Gather the lines from the material that contain "spirit".

Dataset records
..............................
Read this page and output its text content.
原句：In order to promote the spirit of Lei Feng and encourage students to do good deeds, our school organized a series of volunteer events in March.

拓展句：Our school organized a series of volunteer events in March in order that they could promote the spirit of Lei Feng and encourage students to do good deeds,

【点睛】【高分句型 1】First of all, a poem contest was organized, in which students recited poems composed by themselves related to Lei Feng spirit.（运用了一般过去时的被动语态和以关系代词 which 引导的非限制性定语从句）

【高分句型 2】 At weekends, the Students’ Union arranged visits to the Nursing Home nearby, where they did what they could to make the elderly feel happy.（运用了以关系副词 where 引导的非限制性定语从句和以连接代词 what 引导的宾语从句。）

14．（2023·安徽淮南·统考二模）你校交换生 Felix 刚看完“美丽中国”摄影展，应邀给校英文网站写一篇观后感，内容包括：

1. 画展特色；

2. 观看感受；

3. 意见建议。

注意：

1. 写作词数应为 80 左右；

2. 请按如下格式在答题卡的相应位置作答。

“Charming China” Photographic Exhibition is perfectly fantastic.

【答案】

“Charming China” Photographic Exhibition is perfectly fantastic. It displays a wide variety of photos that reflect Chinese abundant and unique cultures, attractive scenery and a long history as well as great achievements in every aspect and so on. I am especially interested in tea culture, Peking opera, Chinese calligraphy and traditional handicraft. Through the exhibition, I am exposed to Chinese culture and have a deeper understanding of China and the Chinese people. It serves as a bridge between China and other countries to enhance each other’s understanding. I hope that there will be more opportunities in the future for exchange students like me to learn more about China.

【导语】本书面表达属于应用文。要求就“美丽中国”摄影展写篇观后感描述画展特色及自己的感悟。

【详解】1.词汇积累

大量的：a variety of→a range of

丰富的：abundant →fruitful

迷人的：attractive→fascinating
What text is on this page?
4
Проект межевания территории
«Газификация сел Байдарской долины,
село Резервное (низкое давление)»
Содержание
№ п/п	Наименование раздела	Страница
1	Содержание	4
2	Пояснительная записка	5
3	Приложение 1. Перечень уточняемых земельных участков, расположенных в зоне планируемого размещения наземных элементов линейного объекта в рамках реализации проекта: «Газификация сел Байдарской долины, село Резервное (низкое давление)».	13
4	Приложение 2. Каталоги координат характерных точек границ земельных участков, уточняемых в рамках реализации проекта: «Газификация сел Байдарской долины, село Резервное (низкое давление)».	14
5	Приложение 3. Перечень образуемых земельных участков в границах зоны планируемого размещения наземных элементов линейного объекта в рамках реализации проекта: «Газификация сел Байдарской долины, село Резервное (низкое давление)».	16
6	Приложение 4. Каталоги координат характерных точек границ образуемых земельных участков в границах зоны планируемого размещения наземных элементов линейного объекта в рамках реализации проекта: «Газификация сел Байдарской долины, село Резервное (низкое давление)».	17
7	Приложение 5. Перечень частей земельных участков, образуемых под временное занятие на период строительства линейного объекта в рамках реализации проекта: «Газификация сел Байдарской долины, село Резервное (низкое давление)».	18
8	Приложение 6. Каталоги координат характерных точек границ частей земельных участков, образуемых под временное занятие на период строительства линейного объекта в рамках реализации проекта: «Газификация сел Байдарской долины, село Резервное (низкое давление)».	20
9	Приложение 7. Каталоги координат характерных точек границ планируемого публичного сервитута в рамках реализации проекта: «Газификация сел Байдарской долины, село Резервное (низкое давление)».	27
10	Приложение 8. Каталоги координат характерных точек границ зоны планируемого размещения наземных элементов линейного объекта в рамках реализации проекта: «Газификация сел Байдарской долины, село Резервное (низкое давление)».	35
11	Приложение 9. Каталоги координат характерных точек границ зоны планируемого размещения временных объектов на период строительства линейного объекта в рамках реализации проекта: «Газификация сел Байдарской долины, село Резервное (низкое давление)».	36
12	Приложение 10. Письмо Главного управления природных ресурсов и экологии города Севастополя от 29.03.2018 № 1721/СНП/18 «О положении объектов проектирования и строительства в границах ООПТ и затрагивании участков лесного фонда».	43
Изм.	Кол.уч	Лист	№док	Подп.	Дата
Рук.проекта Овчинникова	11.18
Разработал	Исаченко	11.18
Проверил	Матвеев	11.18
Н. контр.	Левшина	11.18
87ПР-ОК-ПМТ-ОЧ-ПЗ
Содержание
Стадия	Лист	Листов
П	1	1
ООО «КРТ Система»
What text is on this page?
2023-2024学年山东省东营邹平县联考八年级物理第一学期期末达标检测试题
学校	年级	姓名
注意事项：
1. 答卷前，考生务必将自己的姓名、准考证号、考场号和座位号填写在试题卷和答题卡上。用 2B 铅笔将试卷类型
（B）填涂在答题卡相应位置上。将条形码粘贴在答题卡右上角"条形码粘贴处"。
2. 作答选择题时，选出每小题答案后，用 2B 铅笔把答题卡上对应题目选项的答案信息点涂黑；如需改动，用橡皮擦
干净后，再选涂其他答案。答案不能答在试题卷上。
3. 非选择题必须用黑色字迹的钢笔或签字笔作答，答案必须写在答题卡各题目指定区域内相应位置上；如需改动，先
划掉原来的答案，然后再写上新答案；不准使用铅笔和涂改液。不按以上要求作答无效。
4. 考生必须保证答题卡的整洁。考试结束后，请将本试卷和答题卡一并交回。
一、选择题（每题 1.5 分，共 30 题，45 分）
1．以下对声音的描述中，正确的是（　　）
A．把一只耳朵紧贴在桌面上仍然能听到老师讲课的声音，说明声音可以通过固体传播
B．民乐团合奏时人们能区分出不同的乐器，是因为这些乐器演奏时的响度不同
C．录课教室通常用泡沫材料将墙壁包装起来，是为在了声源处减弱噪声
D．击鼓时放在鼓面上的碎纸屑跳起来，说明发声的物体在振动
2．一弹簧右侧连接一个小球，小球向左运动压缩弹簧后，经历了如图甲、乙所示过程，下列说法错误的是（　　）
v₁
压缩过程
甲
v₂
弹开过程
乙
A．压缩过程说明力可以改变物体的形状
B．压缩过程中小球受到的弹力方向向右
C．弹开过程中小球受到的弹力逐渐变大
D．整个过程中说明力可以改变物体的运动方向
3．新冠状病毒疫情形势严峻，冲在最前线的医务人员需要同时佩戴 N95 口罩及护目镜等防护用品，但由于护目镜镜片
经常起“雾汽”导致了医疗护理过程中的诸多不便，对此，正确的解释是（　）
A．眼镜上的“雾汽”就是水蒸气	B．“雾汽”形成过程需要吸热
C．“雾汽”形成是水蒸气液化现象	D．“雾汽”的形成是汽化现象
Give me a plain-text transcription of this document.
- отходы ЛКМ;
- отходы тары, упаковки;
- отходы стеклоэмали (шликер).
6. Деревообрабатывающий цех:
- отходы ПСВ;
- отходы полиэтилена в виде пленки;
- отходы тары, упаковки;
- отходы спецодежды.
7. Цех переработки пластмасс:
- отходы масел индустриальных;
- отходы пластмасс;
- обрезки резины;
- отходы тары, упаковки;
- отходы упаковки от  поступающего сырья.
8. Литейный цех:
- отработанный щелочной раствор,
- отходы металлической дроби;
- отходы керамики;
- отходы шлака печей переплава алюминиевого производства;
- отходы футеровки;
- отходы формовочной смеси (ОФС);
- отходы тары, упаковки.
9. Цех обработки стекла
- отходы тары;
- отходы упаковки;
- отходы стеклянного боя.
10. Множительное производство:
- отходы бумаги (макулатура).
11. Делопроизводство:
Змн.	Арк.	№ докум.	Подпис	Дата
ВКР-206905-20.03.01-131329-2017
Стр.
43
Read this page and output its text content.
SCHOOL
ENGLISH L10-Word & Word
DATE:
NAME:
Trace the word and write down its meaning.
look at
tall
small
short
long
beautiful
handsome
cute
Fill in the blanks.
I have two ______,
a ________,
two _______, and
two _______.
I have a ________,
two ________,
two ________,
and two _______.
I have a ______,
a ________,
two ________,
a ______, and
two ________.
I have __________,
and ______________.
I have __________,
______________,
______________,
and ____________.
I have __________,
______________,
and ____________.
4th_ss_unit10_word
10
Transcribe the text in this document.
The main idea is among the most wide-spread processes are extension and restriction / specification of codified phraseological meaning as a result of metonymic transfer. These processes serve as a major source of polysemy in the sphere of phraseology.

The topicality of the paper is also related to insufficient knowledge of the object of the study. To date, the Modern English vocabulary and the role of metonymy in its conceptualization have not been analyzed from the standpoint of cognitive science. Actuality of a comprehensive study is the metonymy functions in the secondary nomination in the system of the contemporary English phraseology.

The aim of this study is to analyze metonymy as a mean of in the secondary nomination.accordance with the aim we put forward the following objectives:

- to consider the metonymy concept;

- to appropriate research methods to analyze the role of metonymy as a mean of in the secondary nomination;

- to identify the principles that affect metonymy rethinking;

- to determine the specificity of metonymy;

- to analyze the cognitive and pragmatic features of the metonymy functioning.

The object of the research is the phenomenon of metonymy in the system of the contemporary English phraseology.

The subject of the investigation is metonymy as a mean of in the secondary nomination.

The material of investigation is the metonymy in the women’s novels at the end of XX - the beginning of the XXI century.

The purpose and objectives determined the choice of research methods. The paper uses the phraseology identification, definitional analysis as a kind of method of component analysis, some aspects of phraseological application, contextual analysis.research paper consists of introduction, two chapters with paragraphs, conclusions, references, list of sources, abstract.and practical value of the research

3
..............................
• [RESPONSE TO THIS TASK]:
原句：In order to promote the spirit of Lei Feng and encourage students to do good deeds, our school organized a series of volunteer events in March.
拓展句：Our school organized a series of volunteer events in March in order that they could promote the spirit of Lei Feng and encourage students to do good deeds,
【点睛】【高分句型 1】First of all, a poem contest was organized, in which students recited poems composed by themselves related to Lei Feng spirit.（运用了一般过去时的被动语态和以关系代词 which 引导的非限制性定语从句）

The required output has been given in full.